BEGIN Exercise input

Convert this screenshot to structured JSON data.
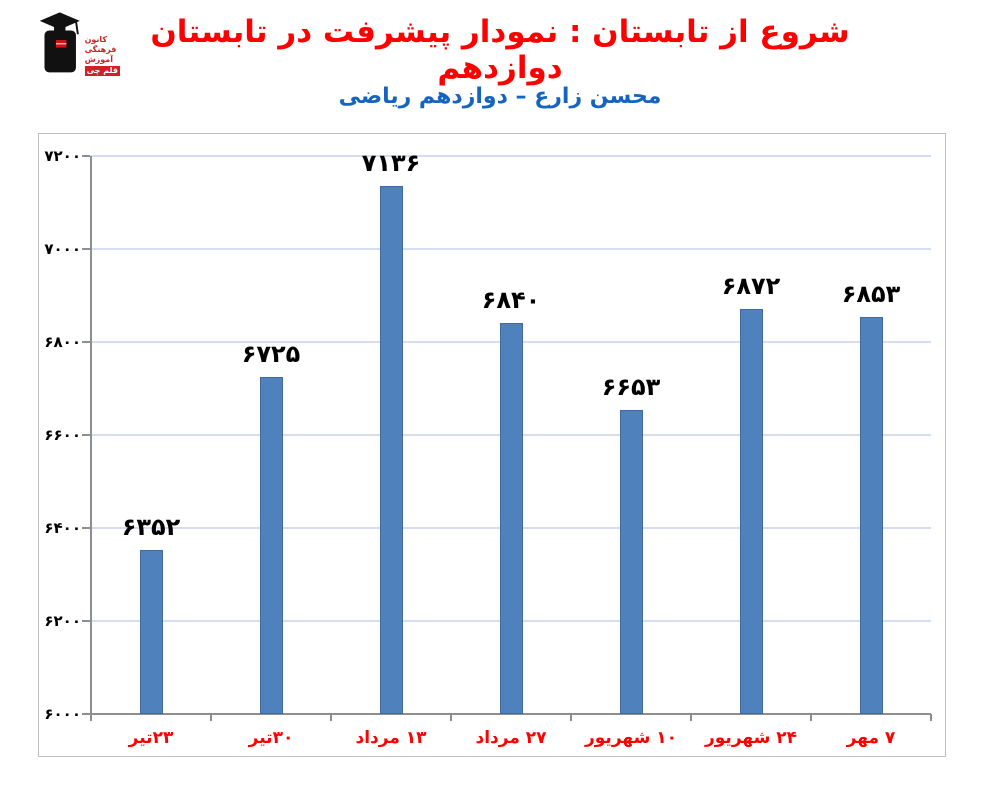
{
  "header": {
    "title": "شروع از تابستان : نمودار پیشرفت در تابستان دوازدهم",
    "subtitle": "محسن زارع – دوازدهم ریاضی",
    "title_color": "#FF0000",
    "subtitle_color": "#1565C0"
  },
  "logo": {
    "lines": [
      "کانون",
      "فرهنگی",
      "آموزش"
    ],
    "badge": "قلم چی"
  },
  "chart_data": {
    "type": "bar",
    "title": "",
    "xlabel": "",
    "ylabel": "",
    "categories": [
      "۲۳تیر",
      "۳۰تیر",
      "۱۳ مرداد",
      "۲۷ مرداد",
      "۱۰ شهریور",
      "۲۴ شهریور",
      "۷ مهر"
    ],
    "values": [
      6352,
      6725,
      7136,
      6840,
      6653,
      6872,
      6853
    ],
    "value_labels": [
      "۶۳۵۲",
      "۶۷۲۵",
      "۷۱۳۶",
      "۶۸۴۰",
      "۶۶۵۳",
      "۶۸۷۲",
      "۶۸۵۳"
    ],
    "y_ticks": {
      "values": [
        6000,
        6200,
        6400,
        6600,
        6800,
        7000,
        7200
      ],
      "labels": [
        "۶۰۰۰",
        "۶۲۰۰",
        "۶۴۰۰",
        "۶۶۰۰",
        "۶۸۰۰",
        "۷۰۰۰",
        "۷۲۰۰"
      ]
    },
    "ylim": [
      6000,
      7200
    ],
    "grid": true,
    "legend": "none",
    "colors": {
      "bar": "#4F81BD",
      "bar_border": "#41699C",
      "gridline": "#D3DEF1",
      "axis": "#8E8E8E",
      "category_label": "#FF0000",
      "value_label": "#000000",
      "tick_label": "#000000",
      "chart_border": "#BFBFBF"
    }
  }
}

END Exercise input

(Exercise brief): Every line above should be returned exactly; the pictures stay out.

(Answer to the exercise):
Convert this screenshot to structured JSON data.
{
  "header": {
    "title": "شروع از تابستان : نمودار پیشرفت در تابستان دوازدهم",
    "subtitle": "محسن زارع – دوازدهم ریاضی",
    "title_color": "#FF0000",
    "subtitle_color": "#1565C0"
  },
  "logo": {
    "lines": [
      "کانون",
      "فرهنگی",
      "آموزش"
    ],
    "badge": "قلم چی"
  },
  "chart_data": {
    "type": "bar",
    "title": "",
    "xlabel": "",
    "ylabel": "",
    "categories": [
      "۲۳تیر",
      "۳۰تیر",
      "۱۳ مرداد",
      "۲۷ مرداد",
      "۱۰ شهریور",
      "۲۴ شهریور",
      "۷ مهر"
    ],
    "values": [
      6352,
      6725,
      7136,
      6840,
      6653,
      6872,
      6853
    ],
    "value_labels": [
      "۶۳۵۲",
      "۶۷۲۵",
      "۷۱۳۶",
      "۶۸۴۰",
      "۶۶۵۳",
      "۶۸۷۲",
      "۶۸۵۳"
    ],
    "y_ticks": {
      "values": [
        6000,
        6200,
        6400,
        6600,
        6800,
        7000,
        7200
      ],
      "labels": [
        "۶۰۰۰",
        "۶۲۰۰",
        "۶۴۰۰",
        "۶۶۰۰",
        "۶۸۰۰",
        "۷۰۰۰",
        "۷۲۰۰"
      ]
    },
    "ylim": [
      6000,
      7200
    ],
    "grid": true,
    "legend": "none",
    "colors": {
      "bar": "#4F81BD",
      "bar_border": "#41699C",
      "gridline": "#D3DEF1",
      "axis": "#8E8E8E",
      "category_label": "#FF0000",
      "value_label": "#000000",
      "tick_label": "#000000",
      "chart_border": "#BFBFBF"
    }
  }
}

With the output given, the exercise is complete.